Recorded data

------

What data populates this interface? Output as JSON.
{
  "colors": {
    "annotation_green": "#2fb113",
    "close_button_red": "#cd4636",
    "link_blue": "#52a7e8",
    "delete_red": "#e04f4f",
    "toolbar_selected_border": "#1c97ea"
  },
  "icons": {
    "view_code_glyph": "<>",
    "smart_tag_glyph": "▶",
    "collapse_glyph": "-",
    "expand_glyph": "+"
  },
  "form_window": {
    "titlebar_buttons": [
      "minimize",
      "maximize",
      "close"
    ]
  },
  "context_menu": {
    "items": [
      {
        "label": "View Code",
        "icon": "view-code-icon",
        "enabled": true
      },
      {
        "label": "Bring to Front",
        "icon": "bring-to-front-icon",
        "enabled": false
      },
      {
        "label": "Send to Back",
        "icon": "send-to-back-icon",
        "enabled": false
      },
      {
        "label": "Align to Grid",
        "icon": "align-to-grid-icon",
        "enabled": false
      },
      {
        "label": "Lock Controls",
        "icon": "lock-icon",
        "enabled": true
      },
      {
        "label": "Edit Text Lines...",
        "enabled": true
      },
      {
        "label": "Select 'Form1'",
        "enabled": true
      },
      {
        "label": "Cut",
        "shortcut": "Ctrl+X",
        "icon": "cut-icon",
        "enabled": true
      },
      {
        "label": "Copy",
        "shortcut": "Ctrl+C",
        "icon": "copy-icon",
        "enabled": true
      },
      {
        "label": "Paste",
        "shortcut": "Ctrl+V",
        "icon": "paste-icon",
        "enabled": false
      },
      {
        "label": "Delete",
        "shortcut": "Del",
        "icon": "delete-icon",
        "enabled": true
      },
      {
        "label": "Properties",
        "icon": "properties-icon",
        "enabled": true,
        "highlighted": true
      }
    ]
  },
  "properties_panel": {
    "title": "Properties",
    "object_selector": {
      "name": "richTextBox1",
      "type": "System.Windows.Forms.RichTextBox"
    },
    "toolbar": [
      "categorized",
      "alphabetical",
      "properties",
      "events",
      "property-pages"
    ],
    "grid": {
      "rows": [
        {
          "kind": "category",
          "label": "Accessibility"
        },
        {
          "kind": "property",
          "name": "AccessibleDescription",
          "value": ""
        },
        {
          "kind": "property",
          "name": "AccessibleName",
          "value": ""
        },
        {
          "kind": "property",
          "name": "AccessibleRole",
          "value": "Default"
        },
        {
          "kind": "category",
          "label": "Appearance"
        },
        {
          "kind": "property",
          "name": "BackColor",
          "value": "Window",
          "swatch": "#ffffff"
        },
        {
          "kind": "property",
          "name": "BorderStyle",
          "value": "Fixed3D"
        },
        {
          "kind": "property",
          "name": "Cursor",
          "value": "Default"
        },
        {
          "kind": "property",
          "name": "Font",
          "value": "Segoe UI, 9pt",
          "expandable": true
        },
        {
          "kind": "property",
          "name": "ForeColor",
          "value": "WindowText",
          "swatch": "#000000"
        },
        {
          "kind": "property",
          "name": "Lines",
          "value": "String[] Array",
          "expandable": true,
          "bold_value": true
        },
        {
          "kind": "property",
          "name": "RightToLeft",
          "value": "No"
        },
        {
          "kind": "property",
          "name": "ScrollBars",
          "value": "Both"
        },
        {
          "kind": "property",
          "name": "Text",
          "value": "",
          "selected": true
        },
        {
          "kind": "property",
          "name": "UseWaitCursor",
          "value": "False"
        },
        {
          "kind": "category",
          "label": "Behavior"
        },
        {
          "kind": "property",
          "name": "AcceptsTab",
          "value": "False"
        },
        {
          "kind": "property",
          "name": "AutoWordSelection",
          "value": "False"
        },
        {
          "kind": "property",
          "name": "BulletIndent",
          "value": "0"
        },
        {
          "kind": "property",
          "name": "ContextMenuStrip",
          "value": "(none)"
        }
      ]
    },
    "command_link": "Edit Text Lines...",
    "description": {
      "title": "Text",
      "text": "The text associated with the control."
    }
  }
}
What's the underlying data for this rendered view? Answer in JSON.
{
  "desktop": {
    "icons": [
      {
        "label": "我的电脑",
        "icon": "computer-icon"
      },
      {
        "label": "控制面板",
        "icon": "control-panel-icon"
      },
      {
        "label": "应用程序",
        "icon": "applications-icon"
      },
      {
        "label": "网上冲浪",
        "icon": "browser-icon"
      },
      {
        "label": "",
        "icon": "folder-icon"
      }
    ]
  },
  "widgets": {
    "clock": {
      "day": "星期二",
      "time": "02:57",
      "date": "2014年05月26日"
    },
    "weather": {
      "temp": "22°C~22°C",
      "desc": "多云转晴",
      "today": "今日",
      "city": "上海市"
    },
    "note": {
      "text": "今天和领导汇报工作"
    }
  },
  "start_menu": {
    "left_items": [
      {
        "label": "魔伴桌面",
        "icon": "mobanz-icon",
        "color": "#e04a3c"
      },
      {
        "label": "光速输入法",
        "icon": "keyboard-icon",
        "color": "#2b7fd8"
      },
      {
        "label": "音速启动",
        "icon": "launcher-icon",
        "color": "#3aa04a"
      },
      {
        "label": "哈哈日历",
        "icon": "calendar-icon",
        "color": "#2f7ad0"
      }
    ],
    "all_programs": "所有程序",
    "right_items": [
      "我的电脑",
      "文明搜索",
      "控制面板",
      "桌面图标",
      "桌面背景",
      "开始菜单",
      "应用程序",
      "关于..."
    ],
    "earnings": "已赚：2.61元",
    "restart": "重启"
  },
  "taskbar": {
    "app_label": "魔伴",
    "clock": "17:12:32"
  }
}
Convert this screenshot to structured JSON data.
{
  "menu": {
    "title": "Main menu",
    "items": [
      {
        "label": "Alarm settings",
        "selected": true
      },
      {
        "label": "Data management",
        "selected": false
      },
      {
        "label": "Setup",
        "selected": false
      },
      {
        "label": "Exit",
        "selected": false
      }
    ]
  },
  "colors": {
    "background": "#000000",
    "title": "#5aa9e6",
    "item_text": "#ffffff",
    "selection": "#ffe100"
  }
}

------

Reproduce the listing shown above in its entirety, exactly.

What data populates this interface? Output as JSON.
{
  "colors": {
    "annotation_green": "#2fb113",
    "close_button_red": "#cd4636",
    "link_blue": "#52a7e8",
    "delete_red": "#e04f4f",
    "toolbar_selected_border": "#1c97ea"
  },
  "icons": {
    "view_code_glyph": "<>",
    "smart_tag_glyph": "▶",
    "collapse_glyph": "-",
    "expand_glyph": "+"
  },
  "form_window": {
    "titlebar_buttons": [
      "minimize",
      "maximize",
      "close"
    ]
  },
  "context_menu": {
    "items": [
      {
        "label": "View Code",
        "icon": "view-code-icon",
        "enabled": true
      },
      {
        "label": "Bring to Front",
        "icon": "bring-to-front-icon",
        "enabled": false
      },
      {
        "label": "Send to Back",
        "icon": "send-to-back-icon",
        "enabled": false
      },
      {
        "label": "Align to Grid",
        "icon": "align-to-grid-icon",
        "enabled": false
      },
      {
        "label": "Lock Controls",
        "icon": "lock-icon",
        "enabled": true
      },
      {
        "label": "Edit Text Lines...",
        "enabled": true
      },
      {
        "label": "Select 'Form1'",
        "enabled": true
      },
      {
        "label": "Cut",
        "shortcut": "Ctrl+X",
        "icon": "cut-icon",
        "enabled": true
      },
      {
        "label": "Copy",
        "shortcut": "Ctrl+C",
        "icon": "copy-icon",
        "enabled": true
      },
      {
        "label": "Paste",
        "shortcut": "Ctrl+V",
        "icon": "paste-icon",
        "enabled": false
      },
      {
        "label": "Delete",
        "shortcut": "Del",
        "icon": "delete-icon",
        "enabled": true
      },
      {
        "label": "Properties",
        "icon": "properties-icon",
        "enabled": true,
        "highlighted": true
      }
    ]
  },
  "properties_panel": {
    "title": "Properties",
    "object_selector": {
      "name": "richTextBox1",
      "type": "System.Windows.Forms.RichTextBox"
    },
    "toolbar": [
      "categorized",
      "alphabetical",
      "properties",
      "events",
      "property-pages"
    ],
    "grid": {
      "rows": [
        {
          "kind": "category",
          "label": "Accessibility"
        },
        {
          "kind": "property",
          "name": "AccessibleDescription",
          "value": ""
        },
        {
          "kind": "property",
          "name": "AccessibleName",
          "value": ""
        },
        {
          "kind": "property",
          "name": "AccessibleRole",
          "value": "Default"
        },
        {
          "kind": "category",
          "label": "Appearance"
        },
        {
          "kind": "property",
          "name": "BackColor",
          "value": "Window",
          "swatch": "#ffffff"
        },
        {
          "kind": "property",
          "name": "BorderStyle",
          "value": "Fixed3D"
        },
        {
          "kind": "property",
          "name": "Cursor",
          "value": "Default"
        },
        {
          "kind": "property",
          "name": "Font",
          "value": "Segoe UI, 9pt",
          "expandable": true
        },
        {
          "kind": "property",
          "name": "ForeColor",
          "value": "WindowText",
          "swatch": "#000000"
        },
        {
          "kind": "property",
          "name": "Lines",
          "value": "String[] Array",
          "expandable": true,
          "bold_value": true
        },
        {
          "kind": "property",
          "name": "RightToLeft",
          "value": "No"
        },
        {
          "kind": "property",
          "name": "ScrollBars",
          "value": "Both"
        },
        {
          "kind": "property",
          "name": "Text",
          "value": "",
          "selected": true
        },
        {
          "kind": "property",
          "name": "UseWaitCursor",
          "value": "False"
        },
        {
          "kind": "category",
          "label": "Behavior"
        },
        {
          "kind": "property",
          "name": "AcceptsTab",
          "value": "False"
        },
        {
          "kind": "property",
          "name": "AutoWordSelection",
          "value": "False"
        },
        {
          "kind": "property",
          "name": "BulletIndent",
          "value": "0"
        },
        {
          "kind": "property",
          "name": "ContextMenuStrip",
          "value": "(none)"
        }
      ]
    },
    "command_link": "Edit Text Lines...",
    "description": {
      "title": "Text",
      "text": "The text associated with the control."
    }
  }
}
What's the underlying data for this rendered view? Answer in JSON.
{
  "desktop": {
    "icons": [
      {
        "label": "我的电脑",
        "icon": "computer-icon"
      },
      {
        "label": "控制面板",
        "icon": "control-panel-icon"
      },
      {
        "label": "应用程序",
        "icon": "applications-icon"
      },
      {
        "label": "网上冲浪",
        "icon": "browser-icon"
      },
      {
        "label": "",
        "icon": "folder-icon"
      }
    ]
  },
  "widgets": {
    "clock": {
      "day": "星期二",
      "time": "02:57",
      "date": "2014年05月26日"
    },
    "weather": {
      "temp": "22°C~22°C",
      "desc": "多云转晴",
      "today": "今日",
      "city": "上海市"
    },
    "note": {
      "text": "今天和领导汇报工作"
    }
  },
  "start_menu": {
    "left_items": [
      {
        "label": "魔伴桌面",
        "icon": "mobanz-icon",
        "color": "#e04a3c"
      },
      {
        "label": "光速输入法",
        "icon": "keyboard-icon",
        "color": "#2b7fd8"
      },
      {
        "label": "音速启动",
        "icon": "launcher-icon",
        "color": "#3aa04a"
      },
      {
        "label": "哈哈日历",
        "icon": "calendar-icon",
        "color": "#2f7ad0"
      }
    ],
    "all_programs": "所有程序",
    "right_items": [
      "我的电脑",
      "文明搜索",
      "控制面板",
      "桌面图标",
      "桌面背景",
      "开始菜单",
      "应用程序",
      "关于..."
    ],
    "earnings": "已赚：2.61元",
    "restart": "重启"
  },
  "taskbar": {
    "app_label": "魔伴",
    "clock": "17:12:32"
  }
}
Convert this screenshot to structured JSON data.
{
  "menu": {
    "title": "Main menu",
    "items": [
      {
        "label": "Alarm settings",
        "selected": true
      },
      {
        "label": "Data management",
        "selected": false
      },
      {
        "label": "Setup",
        "selected": false
      },
      {
        "label": "Exit",
        "selected": false
      }
    ]
  },
  "colors": {
    "background": "#000000",
    "title": "#5aa9e6",
    "item_text": "#ffffff",
    "selection": "#ffe100"
  }
}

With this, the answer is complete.